# Task directions
The output should be all lines of the entries below in which the word "summary" occurs.

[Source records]
|---|
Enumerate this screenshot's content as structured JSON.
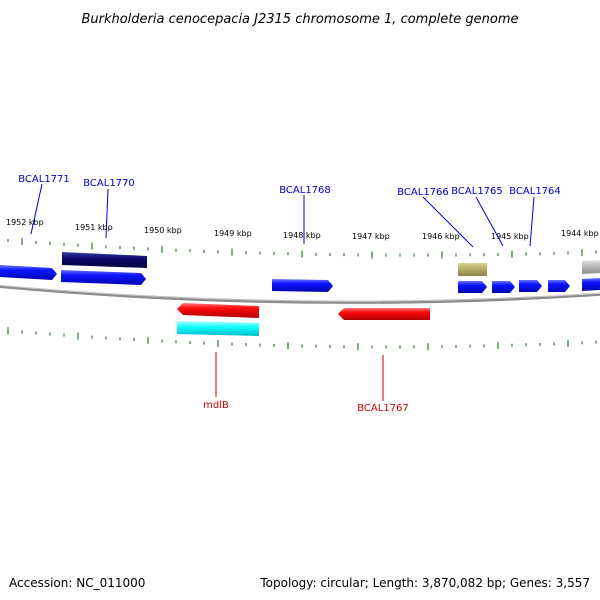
{
  "title": "Burkholderia cenocepacia J2315 chromosome 1, complete genome",
  "footer": {
    "accession": "Accession: NC_011000",
    "summary": "Topology: circular; Length: 3,870,082 bp; Genes: 3,557"
  },
  "colors": {
    "backbone": "#8c8c8c",
    "tick": "#2a7a2a",
    "label_forward": "#0000cc",
    "label_reverse": "#cc0000",
    "gene_blue": "#0a14ff",
    "gene_navy": "#0b0b6e",
    "gene_red": "#ff0a0a",
    "gene_cyan": "#12ffff",
    "gene_olive": "#b9b46a",
    "gene_gray": "#bdbdbd"
  },
  "kbp_labels": [
    "1952 kbp",
    "1951 kbp",
    "1950 kbp",
    "1949 kbp",
    "1948 kbp",
    "1947 kbp",
    "1946 kbp",
    "1945 kbp",
    "1944 kbp"
  ],
  "gene_labels": {
    "BCAL1771": "BCAL1771",
    "BCAL1770": "BCAL1770",
    "BCAL1768": "BCAL1768",
    "BCAL1766": "BCAL1766",
    "BCAL1765": "BCAL1765",
    "BCAL1764": "BCAL1764",
    "mdlB": "mdlB",
    "BCAL1767": "BCAL1767"
  }
}
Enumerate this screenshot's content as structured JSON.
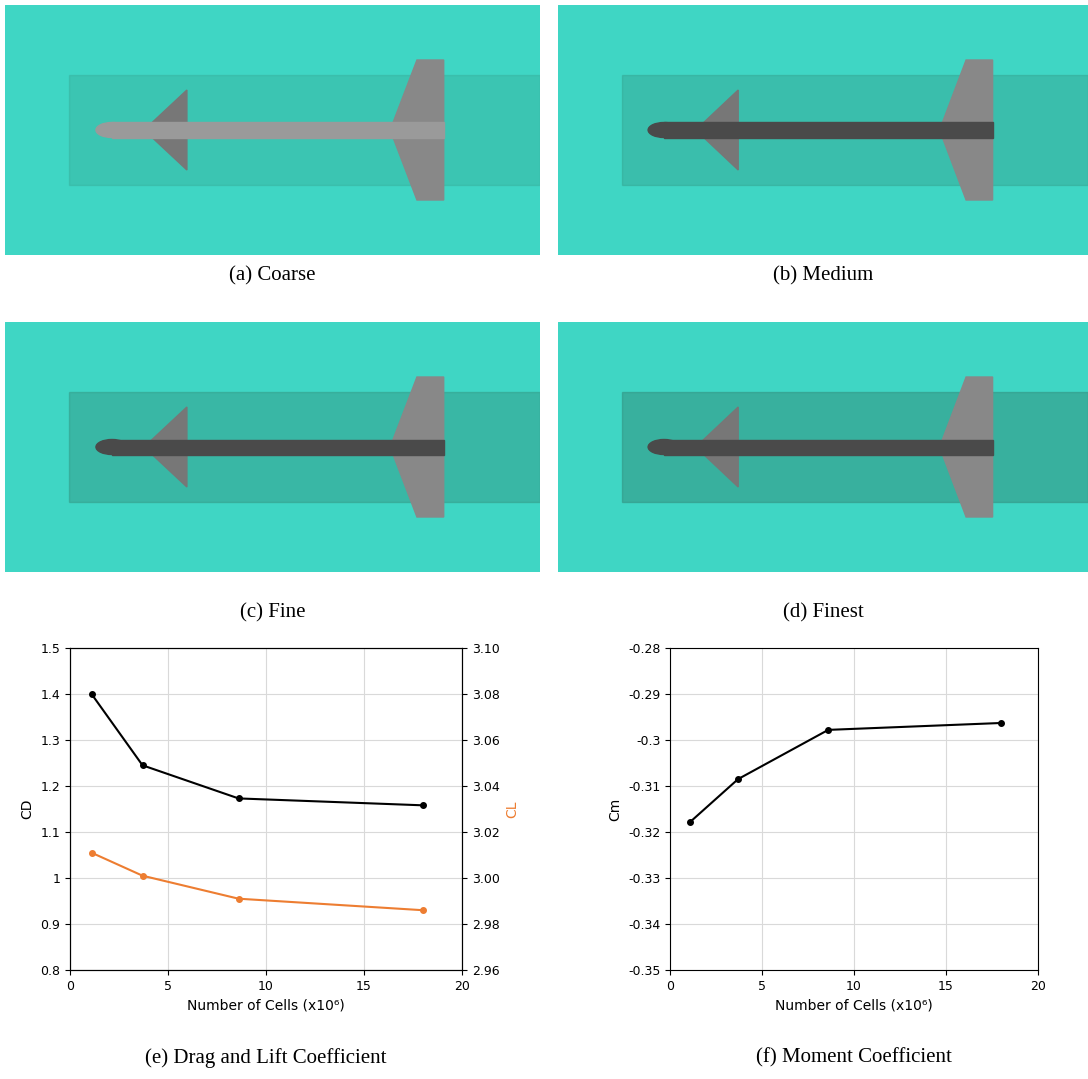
{
  "panels": [
    {
      "caption": "(a) Coarse"
    },
    {
      "caption": "(b) Medium"
    },
    {
      "caption": "(c) Fine"
    },
    {
      "caption": "(d) Finest"
    }
  ],
  "chart_data": [
    {
      "type": "line",
      "title": "(e) Drag and Lift Coefficient",
      "x_label": "Number of Cells (x10⁶)",
      "y_label": "CD",
      "y2_label": "CL",
      "x": [
        1.1,
        3.7,
        8.6,
        18
      ],
      "series": [
        {
          "name": "CD",
          "color": "#000000",
          "marker": "circle",
          "line_style": "solid",
          "values": [
            1.4,
            1.245,
            1.173,
            1.158
          ]
        },
        {
          "name": "CL",
          "color": "#ed7d31",
          "marker": "circle",
          "line_style": "solid",
          "axis": "y2",
          "values": [
            3.011,
            3.001,
            2.991,
            2.986
          ]
        }
      ],
      "xlim": [
        0,
        20
      ],
      "xticks": [
        0,
        5,
        10,
        15,
        20
      ],
      "ylim": [
        0.8,
        1.5
      ],
      "yticks": [
        0.8,
        0.9,
        1,
        1.1,
        1.2,
        1.3,
        1.4,
        1.5
      ],
      "y2lim": [
        2.96,
        3.1
      ],
      "y2ticks": [
        2.96,
        2.98,
        {
          "value": 3.0,
          "label": "3.00"
        },
        3.02,
        3.04,
        3.06,
        3.08,
        {
          "value": 3.1,
          "label": "3.10"
        }
      ],
      "grid": true
    },
    {
      "type": "line",
      "title": "(f) Moment Coefficient",
      "x_label": "Number of Cells (x10⁶)",
      "y_label": "Cm",
      "x": [
        1.1,
        3.7,
        8.6,
        18
      ],
      "series": [
        {
          "name": "Cm",
          "color": "#000000",
          "marker": "circle",
          "line_style": "solid",
          "values": [
            -0.3178,
            -0.3085,
            -0.2978,
            -0.2963
          ]
        }
      ],
      "xlim": [
        0,
        20
      ],
      "xticks": [
        0,
        5,
        10,
        15,
        20
      ],
      "ylim": [
        -0.35,
        -0.28
      ],
      "yticks": [
        -0.35,
        -0.34,
        -0.33,
        -0.32,
        -0.31,
        -0.3,
        -0.29,
        -0.28
      ],
      "grid": true
    }
  ]
}
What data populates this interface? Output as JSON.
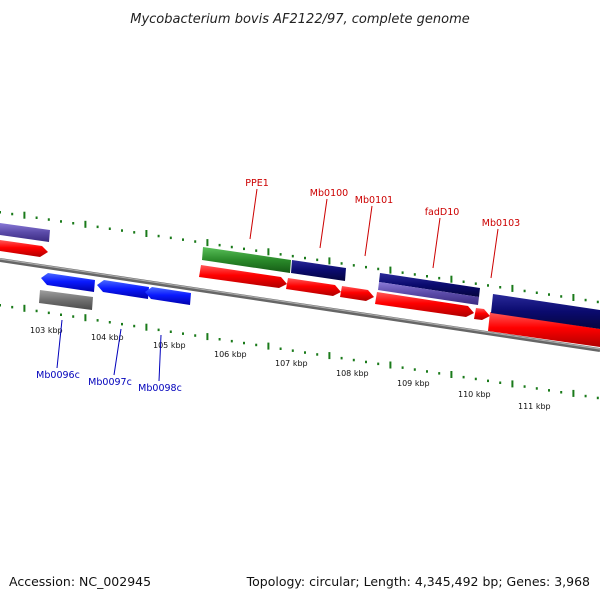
{
  "title": "Mycobacterium bovis AF2122/97, complete genome",
  "footer": {
    "accession": "Accession: NC_002945",
    "summary": "Topology: circular; Length: 4,345,492 bp; Genes: 3,968"
  },
  "colors": {
    "forward_gene": "#ff0000",
    "reverse_gene": "#0000ff",
    "label_forward": "#cc0000",
    "label_reverse": "#0000bb",
    "navy_gene": "#0a0a6e",
    "purple_gene": "#5a4aa8",
    "green_gene": "#2a8a2a",
    "gray_gene": "#707070",
    "tick_green": "#1a7a1a",
    "backbone": "#888888"
  },
  "axis": {
    "ticks": [
      "103 kbp",
      "104 kbp",
      "105 kbp",
      "106 kbp",
      "107 kbp",
      "108 kbp",
      "109 kbp",
      "110 kbp",
      "111 kbp"
    ]
  },
  "gene_labels_forward": [
    "PPE1",
    "Mb0100",
    "Mb0101",
    "fadD10",
    "Mb0103"
  ],
  "gene_labels_reverse": [
    "Mb0096c",
    "Mb0097c",
    "Mb0098c"
  ]
}
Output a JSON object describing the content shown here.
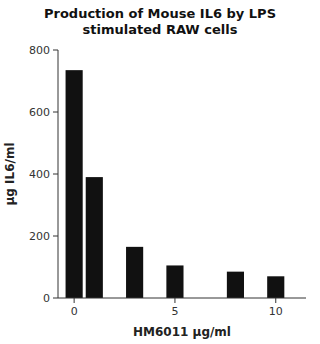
{
  "chart_data": {
    "type": "bar",
    "title": "Production of Mouse IL6 by LPS\nstimulated RAW cells",
    "x_label": "HM6011 µg/ml",
    "y_label": "µg IL6/ml",
    "x": [
      0,
      1,
      3,
      5,
      8,
      10
    ],
    "values": [
      735,
      390,
      165,
      105,
      85,
      70
    ],
    "color": "#111111",
    "xlim": [
      -0.8,
      11.5
    ],
    "xticks": [
      0,
      5,
      10
    ],
    "ylim": [
      0,
      800
    ],
    "yticks": [
      0,
      200,
      400,
      600,
      800
    ],
    "grid": false
  }
}
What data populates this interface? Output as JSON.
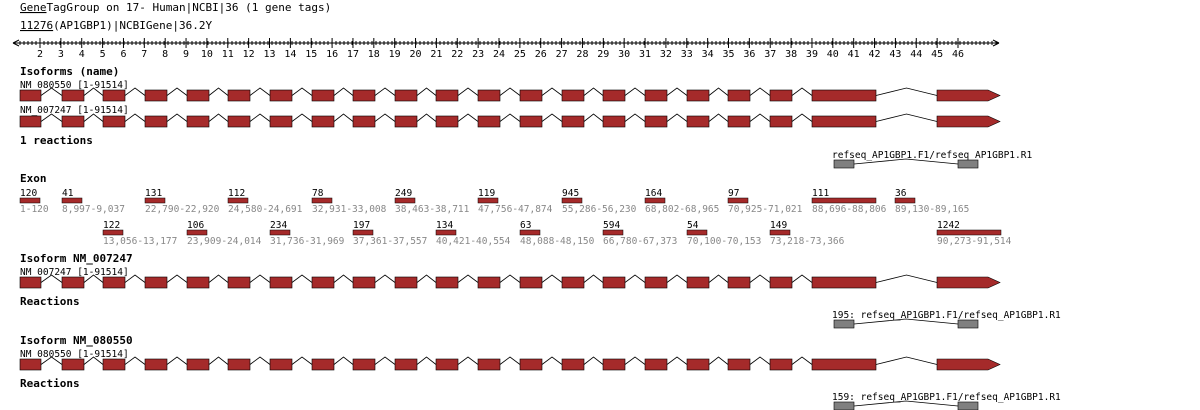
{
  "header": {
    "prefix": "Gene",
    "rest": "TagGroup on 17- Human|NCBI|36 (1 gene tags)",
    "gene_id": "11276",
    "gene_rest": "(AP1GBP1)|NCBIGene|36.2",
    "suffix": "Y"
  },
  "ruler": {
    "first": 2,
    "last": 46
  },
  "colors": {
    "exon": "#a52a2a",
    "reaction": "#808080",
    "coord": "#888888"
  },
  "sections": {
    "isoforms_name": "Isoforms (name)",
    "reactions_count": "1 reactions",
    "exon": "Exon",
    "isoform_a": "Isoform NM_007247",
    "isoform_b": "Isoform NM_080550",
    "reactions": "Reactions"
  },
  "transcripts": {
    "nm080550": "NM_080550 [1-91514]",
    "nm007247": "NM_007247 [1-91514]"
  },
  "reaction_labels": {
    "top": "refseq_AP1GBP1.F1/refseq_AP1GBP1.R1",
    "a": "195: refseq_AP1GBP1.F1/refseq_AP1GBP1.R1",
    "b": "159: refseq_AP1GBP1.F1/refseq_AP1GBP1.R1"
  },
  "exons_row1": [
    {
      "size": "120",
      "range": "1-120"
    },
    {
      "size": "41",
      "range": "8,997-9,037"
    },
    {
      "size": "131",
      "range": "22,790-22,920"
    },
    {
      "size": "112",
      "range": "24,580-24,691"
    },
    {
      "size": "78",
      "range": "32,931-33,008"
    },
    {
      "size": "249",
      "range": "38,463-38,711"
    },
    {
      "size": "119",
      "range": "47,756-47,874"
    },
    {
      "size": "945",
      "range": "55,286-56,230"
    },
    {
      "size": "164",
      "range": "68,802-68,965"
    },
    {
      "size": "97",
      "range": "70,925-71,021"
    },
    {
      "size": "111",
      "range": "88,696-88,806"
    },
    {
      "size": "36",
      "range": "89,130-89,165"
    }
  ],
  "exons_row2": [
    {
      "size": "122",
      "range": "13,056-13,177"
    },
    {
      "size": "106",
      "range": "23,909-24,014"
    },
    {
      "size": "234",
      "range": "31,736-31,969"
    },
    {
      "size": "197",
      "range": "37,361-37,557"
    },
    {
      "size": "134",
      "range": "40,421-40,554"
    },
    {
      "size": "63",
      "range": "48,088-48,150"
    },
    {
      "size": "594",
      "range": "66,780-67,373"
    },
    {
      "size": "54",
      "range": "70,100-70,153"
    },
    {
      "size": "149",
      "range": "73,218-73,366"
    },
    {
      "size": "1242",
      "range": "90,273-91,514"
    }
  ]
}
|---|
# Solution for this task
    "summary": "Topology: circular; Length: 3,870,082 bp; Genes: 3,557"
    "summary": "Topology: circular; Length: 4,345,492 bp; Genes: 3,968"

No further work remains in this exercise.